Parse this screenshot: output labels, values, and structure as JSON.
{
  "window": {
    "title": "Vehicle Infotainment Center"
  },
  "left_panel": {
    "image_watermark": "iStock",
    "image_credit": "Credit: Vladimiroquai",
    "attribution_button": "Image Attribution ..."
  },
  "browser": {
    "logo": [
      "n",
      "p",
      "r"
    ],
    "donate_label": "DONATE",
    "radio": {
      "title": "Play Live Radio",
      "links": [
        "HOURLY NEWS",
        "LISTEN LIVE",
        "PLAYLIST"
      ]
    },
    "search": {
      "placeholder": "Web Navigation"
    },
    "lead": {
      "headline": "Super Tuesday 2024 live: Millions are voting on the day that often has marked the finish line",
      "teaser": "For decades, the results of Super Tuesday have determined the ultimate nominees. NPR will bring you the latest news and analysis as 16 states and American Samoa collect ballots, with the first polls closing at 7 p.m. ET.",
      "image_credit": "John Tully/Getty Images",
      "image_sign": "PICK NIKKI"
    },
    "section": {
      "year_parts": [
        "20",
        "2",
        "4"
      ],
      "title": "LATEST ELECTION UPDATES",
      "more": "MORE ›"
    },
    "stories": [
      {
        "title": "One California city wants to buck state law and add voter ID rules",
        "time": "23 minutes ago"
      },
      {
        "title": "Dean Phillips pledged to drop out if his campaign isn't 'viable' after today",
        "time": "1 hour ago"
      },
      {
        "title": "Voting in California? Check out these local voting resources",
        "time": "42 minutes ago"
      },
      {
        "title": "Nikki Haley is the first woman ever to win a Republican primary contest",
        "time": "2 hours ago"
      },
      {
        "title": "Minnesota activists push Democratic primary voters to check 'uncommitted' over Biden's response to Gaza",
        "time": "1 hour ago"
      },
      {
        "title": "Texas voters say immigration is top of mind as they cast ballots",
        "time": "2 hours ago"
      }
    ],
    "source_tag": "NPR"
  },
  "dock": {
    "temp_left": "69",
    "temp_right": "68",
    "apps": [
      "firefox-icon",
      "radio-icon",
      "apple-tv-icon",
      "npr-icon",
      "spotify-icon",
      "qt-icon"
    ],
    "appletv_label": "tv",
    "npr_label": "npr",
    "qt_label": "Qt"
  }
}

▸ **What is needed**
Above are some records; repeat all of them exactly.

▸ **Solution**
Parse this screenshot: output labels, values, and structure as JSON.
{
  "window": {
    "title": "Vehicle Infotainment Center"
  },
  "left_panel": {
    "image_watermark": "iStock",
    "image_credit": "Credit: Vladimiroquai",
    "attribution_button": "Image Attribution ..."
  },
  "browser": {
    "logo": [
      "n",
      "p",
      "r"
    ],
    "donate_label": "DONATE",
    "radio": {
      "title": "Play Live Radio",
      "links": [
        "HOURLY NEWS",
        "LISTEN LIVE",
        "PLAYLIST"
      ]
    },
    "search": {
      "placeholder": "Web Navigation"
    },
    "lead": {
      "headline": "Super Tuesday 2024 live: Millions are voting on the day that often has marked the finish line",
      "teaser": "For decades, the results of Super Tuesday have determined the ultimate nominees. NPR will bring you the latest news and analysis as 16 states and American Samoa collect ballots, with the first polls closing at 7 p.m. ET.",
      "image_credit": "John Tully/Getty Images",
      "image_sign": "PICK NIKKI"
    },
    "section": {
      "year_parts": [
        "20",
        "2",
        "4"
      ],
      "title": "LATEST ELECTION UPDATES",
      "more": "MORE ›"
    },
    "stories": [
      {
        "title": "One California city wants to buck state law and add voter ID rules",
        "time": "23 minutes ago"
      },
      {
        "title": "Dean Phillips pledged to drop out if his campaign isn't 'viable' after today",
        "time": "1 hour ago"
      },
      {
        "title": "Voting in California? Check out these local voting resources",
        "time": "42 minutes ago"
      },
      {
        "title": "Nikki Haley is the first woman ever to win a Republican primary contest",
        "time": "2 hours ago"
      },
      {
        "title": "Minnesota activists push Democratic primary voters to check 'uncommitted' over Biden's response to Gaza",
        "time": "1 hour ago"
      },
      {
        "title": "Texas voters say immigration is top of mind as they cast ballots",
        "time": "2 hours ago"
      }
    ],
    "source_tag": "NPR"
  },
  "dock": {
    "temp_left": "69",
    "temp_right": "68",
    "apps": [
      "firefox-icon",
      "radio-icon",
      "apple-tv-icon",
      "npr-icon",
      "spotify-icon",
      "qt-icon"
    ],
    "appletv_label": "tv",
    "npr_label": "npr",
    "qt_label": "Qt"
  }
}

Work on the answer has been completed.